Work to complete:
Which lines hold the word "JSON"? Copy each of them from the material.

Records for this task:
+++
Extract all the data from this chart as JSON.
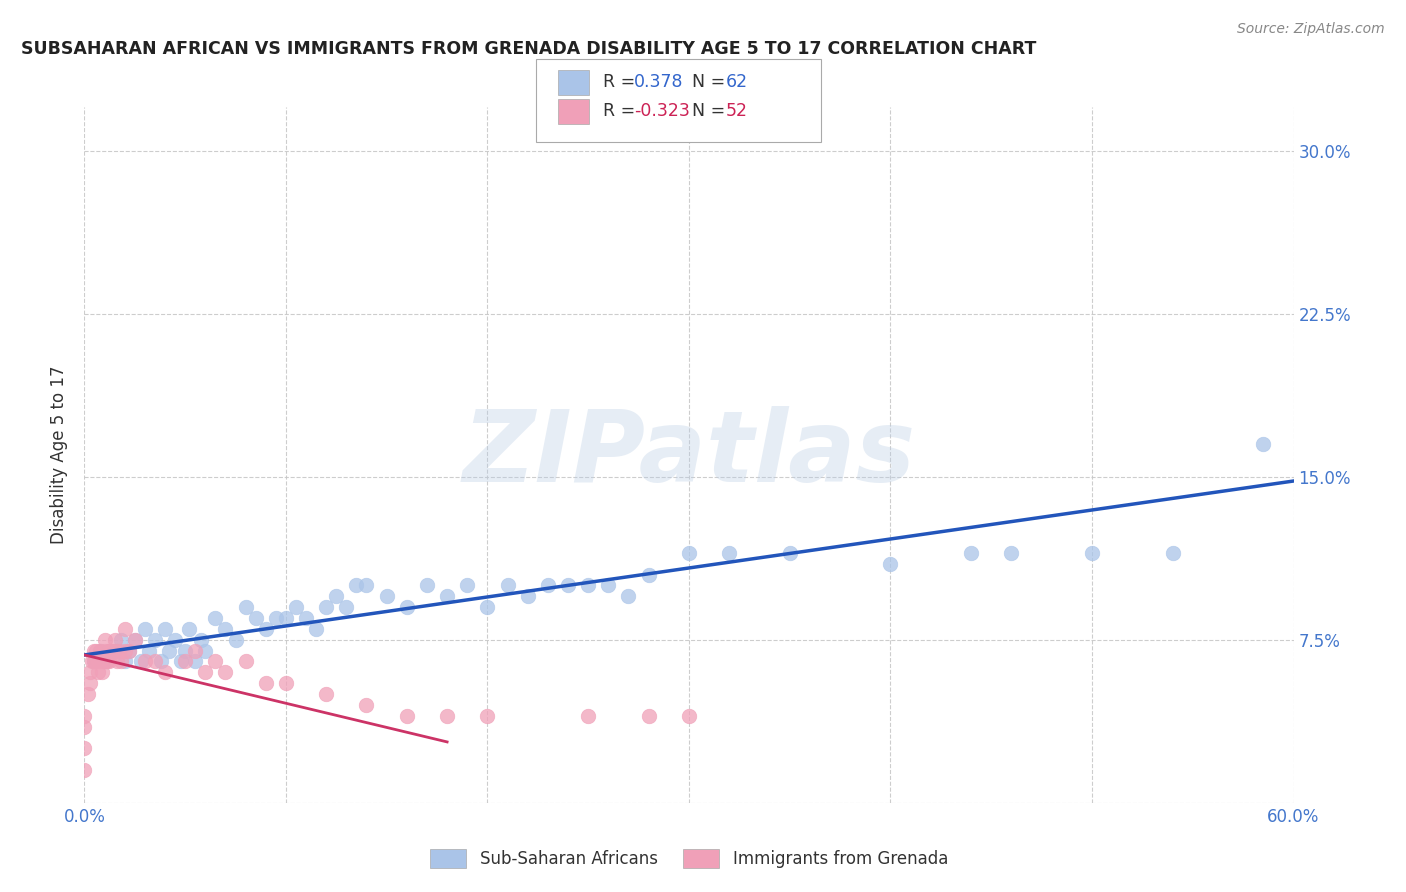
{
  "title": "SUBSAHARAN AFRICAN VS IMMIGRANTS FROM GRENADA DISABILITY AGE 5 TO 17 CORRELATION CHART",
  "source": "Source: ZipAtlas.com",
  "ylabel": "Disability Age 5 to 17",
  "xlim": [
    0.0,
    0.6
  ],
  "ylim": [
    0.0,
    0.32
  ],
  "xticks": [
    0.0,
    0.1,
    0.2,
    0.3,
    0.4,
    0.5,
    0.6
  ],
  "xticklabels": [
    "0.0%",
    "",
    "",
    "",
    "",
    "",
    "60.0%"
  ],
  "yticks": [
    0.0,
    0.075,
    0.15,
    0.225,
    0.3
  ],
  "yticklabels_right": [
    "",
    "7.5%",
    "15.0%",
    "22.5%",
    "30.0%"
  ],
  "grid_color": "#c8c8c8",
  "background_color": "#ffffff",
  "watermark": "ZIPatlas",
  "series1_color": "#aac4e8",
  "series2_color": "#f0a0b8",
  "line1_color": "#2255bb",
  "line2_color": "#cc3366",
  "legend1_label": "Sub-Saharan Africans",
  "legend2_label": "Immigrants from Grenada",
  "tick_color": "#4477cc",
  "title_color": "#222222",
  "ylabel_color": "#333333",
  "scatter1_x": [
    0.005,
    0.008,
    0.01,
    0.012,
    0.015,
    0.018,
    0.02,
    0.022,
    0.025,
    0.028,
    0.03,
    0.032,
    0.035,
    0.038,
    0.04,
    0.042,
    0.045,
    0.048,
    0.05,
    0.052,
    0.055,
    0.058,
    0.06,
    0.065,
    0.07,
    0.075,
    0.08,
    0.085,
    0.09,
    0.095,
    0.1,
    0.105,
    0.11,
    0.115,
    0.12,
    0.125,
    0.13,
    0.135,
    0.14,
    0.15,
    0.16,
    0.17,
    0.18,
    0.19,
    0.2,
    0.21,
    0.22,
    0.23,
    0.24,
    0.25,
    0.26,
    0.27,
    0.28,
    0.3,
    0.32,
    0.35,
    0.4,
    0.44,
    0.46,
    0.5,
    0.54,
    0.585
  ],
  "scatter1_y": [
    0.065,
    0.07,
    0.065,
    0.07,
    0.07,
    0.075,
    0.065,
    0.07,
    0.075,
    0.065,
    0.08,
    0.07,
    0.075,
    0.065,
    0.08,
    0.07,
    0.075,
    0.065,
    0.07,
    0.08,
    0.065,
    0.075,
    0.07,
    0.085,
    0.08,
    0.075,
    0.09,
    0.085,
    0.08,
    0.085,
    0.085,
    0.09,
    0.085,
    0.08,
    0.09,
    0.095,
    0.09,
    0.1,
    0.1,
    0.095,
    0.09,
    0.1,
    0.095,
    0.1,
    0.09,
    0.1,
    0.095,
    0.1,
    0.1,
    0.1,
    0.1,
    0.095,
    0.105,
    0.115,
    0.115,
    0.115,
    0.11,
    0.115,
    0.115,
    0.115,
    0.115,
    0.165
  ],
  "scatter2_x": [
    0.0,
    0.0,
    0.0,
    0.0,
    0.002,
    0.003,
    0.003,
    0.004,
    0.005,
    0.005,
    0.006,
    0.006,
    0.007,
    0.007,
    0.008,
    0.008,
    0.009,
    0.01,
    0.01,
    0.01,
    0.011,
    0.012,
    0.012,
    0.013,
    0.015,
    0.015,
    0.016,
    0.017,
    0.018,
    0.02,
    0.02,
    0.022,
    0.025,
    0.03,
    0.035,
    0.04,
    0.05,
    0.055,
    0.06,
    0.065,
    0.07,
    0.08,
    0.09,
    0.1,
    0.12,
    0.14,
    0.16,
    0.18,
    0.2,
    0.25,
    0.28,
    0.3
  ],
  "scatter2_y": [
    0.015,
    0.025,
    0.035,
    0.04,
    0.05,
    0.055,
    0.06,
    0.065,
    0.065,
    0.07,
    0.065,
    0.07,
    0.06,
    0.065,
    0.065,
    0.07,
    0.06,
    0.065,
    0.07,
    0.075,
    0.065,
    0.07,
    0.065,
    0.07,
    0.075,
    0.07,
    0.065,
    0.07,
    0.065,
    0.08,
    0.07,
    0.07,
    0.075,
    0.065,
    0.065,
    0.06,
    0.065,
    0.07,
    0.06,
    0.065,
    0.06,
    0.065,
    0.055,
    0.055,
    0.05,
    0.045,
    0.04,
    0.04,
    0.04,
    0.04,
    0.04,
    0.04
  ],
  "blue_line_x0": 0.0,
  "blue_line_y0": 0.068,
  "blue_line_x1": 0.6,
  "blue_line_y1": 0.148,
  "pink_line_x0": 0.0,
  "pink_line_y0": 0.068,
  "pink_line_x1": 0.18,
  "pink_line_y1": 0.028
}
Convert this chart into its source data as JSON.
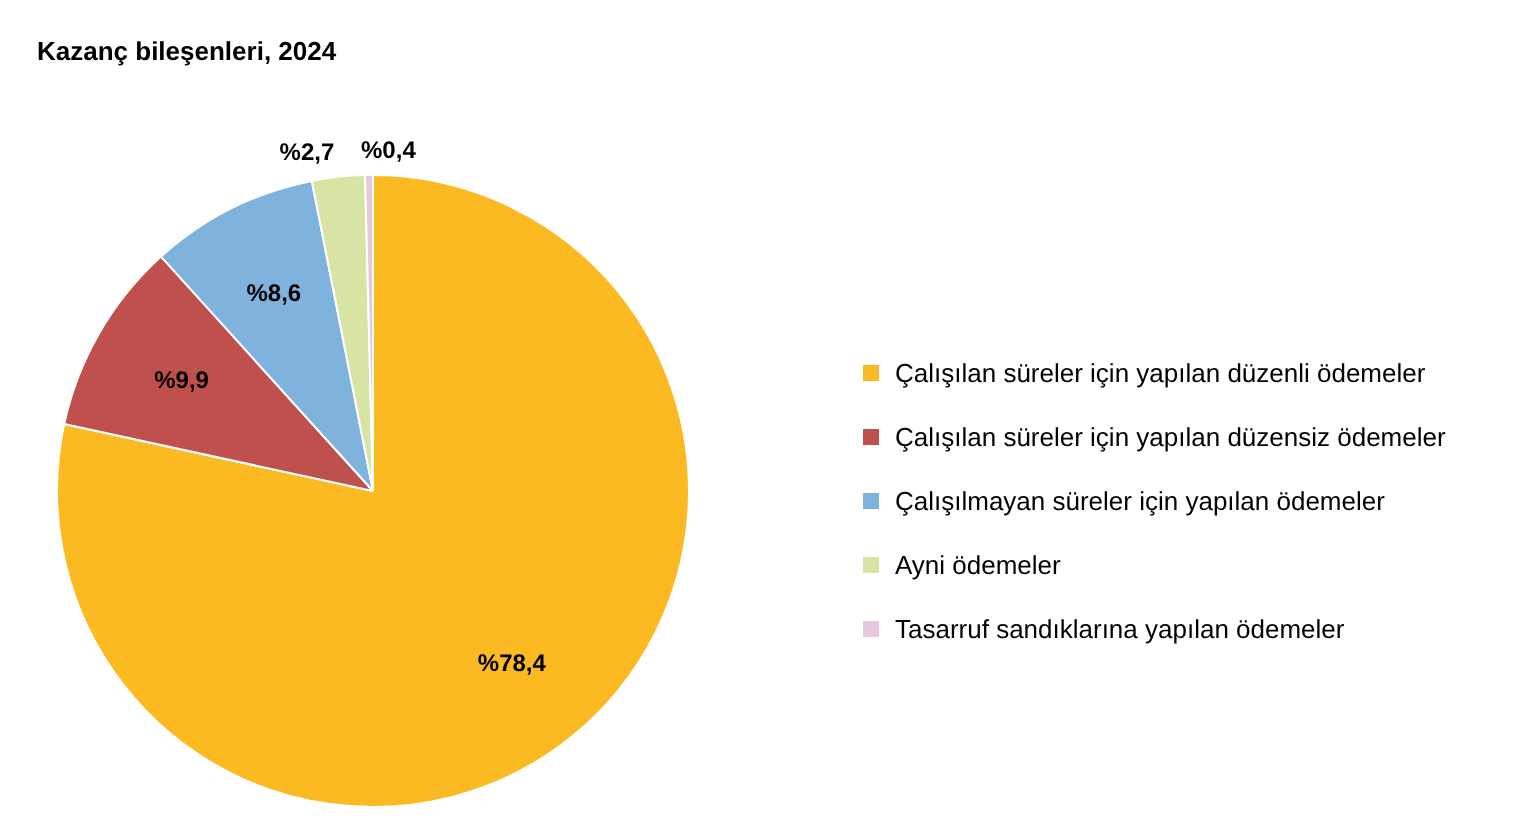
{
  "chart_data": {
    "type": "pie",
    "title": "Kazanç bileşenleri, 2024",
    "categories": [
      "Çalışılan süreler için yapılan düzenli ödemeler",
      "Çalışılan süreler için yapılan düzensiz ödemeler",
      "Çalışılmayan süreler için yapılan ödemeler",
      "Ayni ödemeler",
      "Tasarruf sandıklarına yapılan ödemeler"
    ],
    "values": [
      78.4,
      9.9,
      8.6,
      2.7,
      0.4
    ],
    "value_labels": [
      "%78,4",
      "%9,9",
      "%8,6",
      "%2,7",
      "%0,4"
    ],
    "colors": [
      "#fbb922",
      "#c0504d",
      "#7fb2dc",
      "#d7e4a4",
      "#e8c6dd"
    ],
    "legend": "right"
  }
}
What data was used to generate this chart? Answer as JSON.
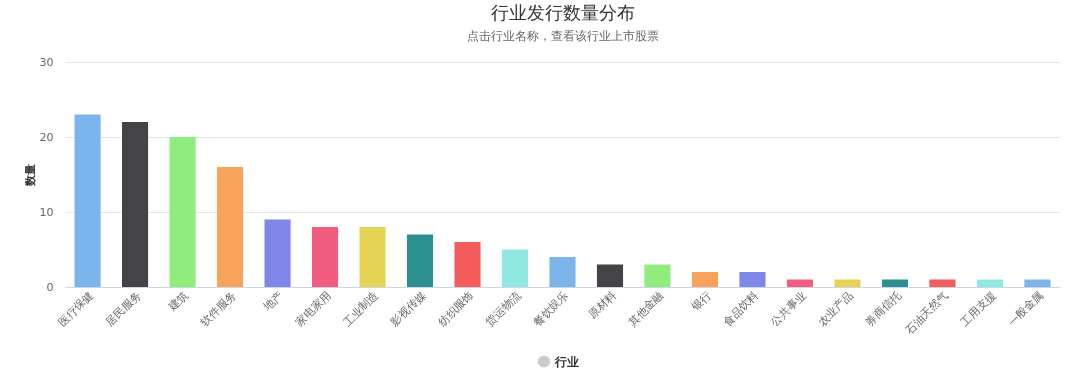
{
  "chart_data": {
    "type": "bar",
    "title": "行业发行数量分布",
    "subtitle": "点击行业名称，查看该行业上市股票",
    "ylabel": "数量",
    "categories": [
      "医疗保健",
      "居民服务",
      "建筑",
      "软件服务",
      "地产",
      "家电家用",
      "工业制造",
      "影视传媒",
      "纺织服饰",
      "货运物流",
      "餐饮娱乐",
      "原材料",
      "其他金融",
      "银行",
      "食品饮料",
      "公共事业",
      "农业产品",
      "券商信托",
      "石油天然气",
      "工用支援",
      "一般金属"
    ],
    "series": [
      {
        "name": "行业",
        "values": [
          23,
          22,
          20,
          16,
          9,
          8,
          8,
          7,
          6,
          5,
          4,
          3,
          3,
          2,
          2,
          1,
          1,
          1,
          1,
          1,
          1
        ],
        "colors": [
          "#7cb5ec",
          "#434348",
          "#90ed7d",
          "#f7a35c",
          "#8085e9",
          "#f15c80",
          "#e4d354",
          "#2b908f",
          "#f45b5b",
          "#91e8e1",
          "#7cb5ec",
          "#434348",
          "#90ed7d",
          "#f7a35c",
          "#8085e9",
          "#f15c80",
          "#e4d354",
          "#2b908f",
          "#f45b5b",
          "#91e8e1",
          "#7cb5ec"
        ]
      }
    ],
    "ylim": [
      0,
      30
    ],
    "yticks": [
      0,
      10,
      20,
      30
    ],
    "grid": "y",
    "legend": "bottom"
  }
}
+++
Exercise response:
Extract all the data from this chart as JSON.
Convert this chart into its source data as JSON.
What data was used to generate this chart? Answer as JSON.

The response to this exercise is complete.